WRITTEN EXERCISE | Isolate every line in the data with the string "admin" and copy it.

(A run of records)
────────
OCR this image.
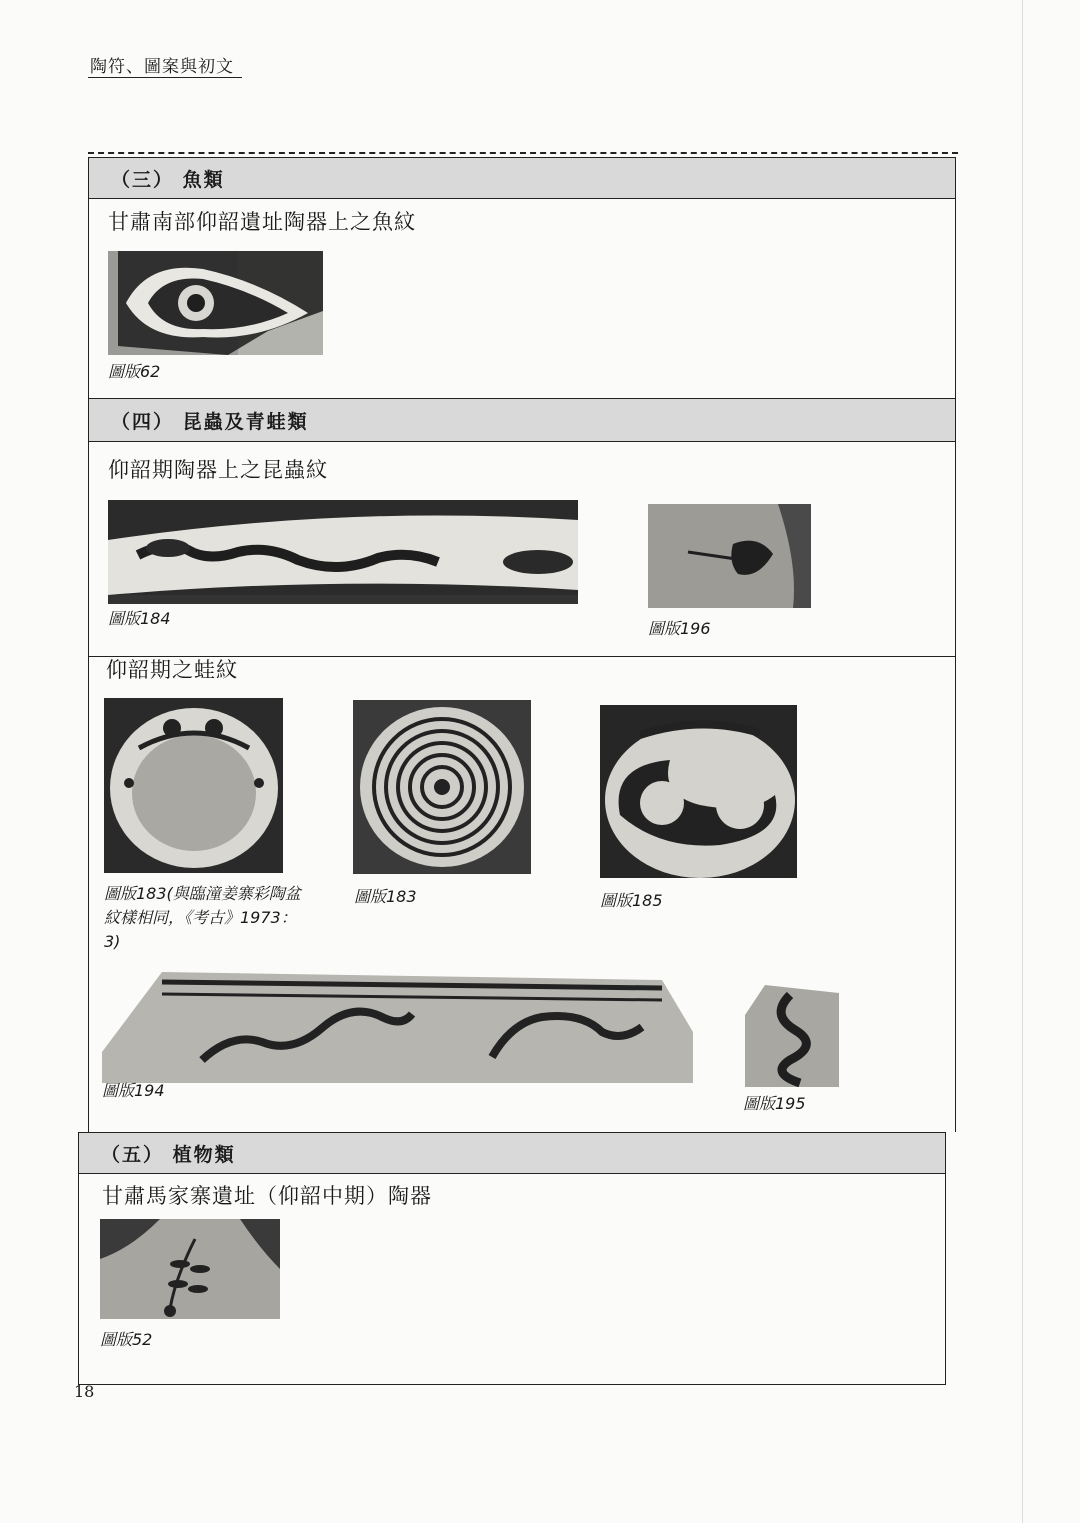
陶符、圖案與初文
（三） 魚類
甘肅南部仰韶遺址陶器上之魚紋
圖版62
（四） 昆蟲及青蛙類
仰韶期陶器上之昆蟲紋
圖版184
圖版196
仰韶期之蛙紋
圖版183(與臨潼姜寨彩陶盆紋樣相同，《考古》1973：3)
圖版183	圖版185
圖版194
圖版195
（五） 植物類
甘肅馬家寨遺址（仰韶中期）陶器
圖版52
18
────────
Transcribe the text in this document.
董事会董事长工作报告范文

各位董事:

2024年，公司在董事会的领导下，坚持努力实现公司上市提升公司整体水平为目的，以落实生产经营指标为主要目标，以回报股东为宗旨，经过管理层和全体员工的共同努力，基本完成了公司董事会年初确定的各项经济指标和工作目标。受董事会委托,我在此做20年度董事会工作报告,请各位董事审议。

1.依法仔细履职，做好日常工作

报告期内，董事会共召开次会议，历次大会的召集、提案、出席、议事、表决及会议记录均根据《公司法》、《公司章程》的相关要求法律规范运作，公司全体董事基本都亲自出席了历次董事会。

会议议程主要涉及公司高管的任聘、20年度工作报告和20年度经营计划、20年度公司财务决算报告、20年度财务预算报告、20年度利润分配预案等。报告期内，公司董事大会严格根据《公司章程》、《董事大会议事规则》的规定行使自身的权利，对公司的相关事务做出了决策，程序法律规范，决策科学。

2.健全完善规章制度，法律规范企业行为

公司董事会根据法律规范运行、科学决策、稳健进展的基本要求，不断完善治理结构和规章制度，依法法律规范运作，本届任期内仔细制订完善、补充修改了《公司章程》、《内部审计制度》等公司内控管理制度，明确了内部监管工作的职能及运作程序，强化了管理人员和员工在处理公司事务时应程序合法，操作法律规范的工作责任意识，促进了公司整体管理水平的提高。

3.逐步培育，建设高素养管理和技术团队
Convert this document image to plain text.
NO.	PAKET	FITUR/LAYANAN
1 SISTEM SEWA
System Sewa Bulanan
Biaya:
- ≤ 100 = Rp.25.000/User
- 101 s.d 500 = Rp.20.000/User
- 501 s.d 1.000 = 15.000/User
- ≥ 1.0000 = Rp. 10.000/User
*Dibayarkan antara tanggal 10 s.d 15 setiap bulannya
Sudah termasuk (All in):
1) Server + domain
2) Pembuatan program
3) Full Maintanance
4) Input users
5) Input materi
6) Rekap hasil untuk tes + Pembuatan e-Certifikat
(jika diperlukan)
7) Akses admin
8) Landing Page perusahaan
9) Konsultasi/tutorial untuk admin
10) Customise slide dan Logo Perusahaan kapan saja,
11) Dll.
────────
ANSWER TO THIS TASK |
7) Akses admin
9) Konsultasi/tutorial untuk admin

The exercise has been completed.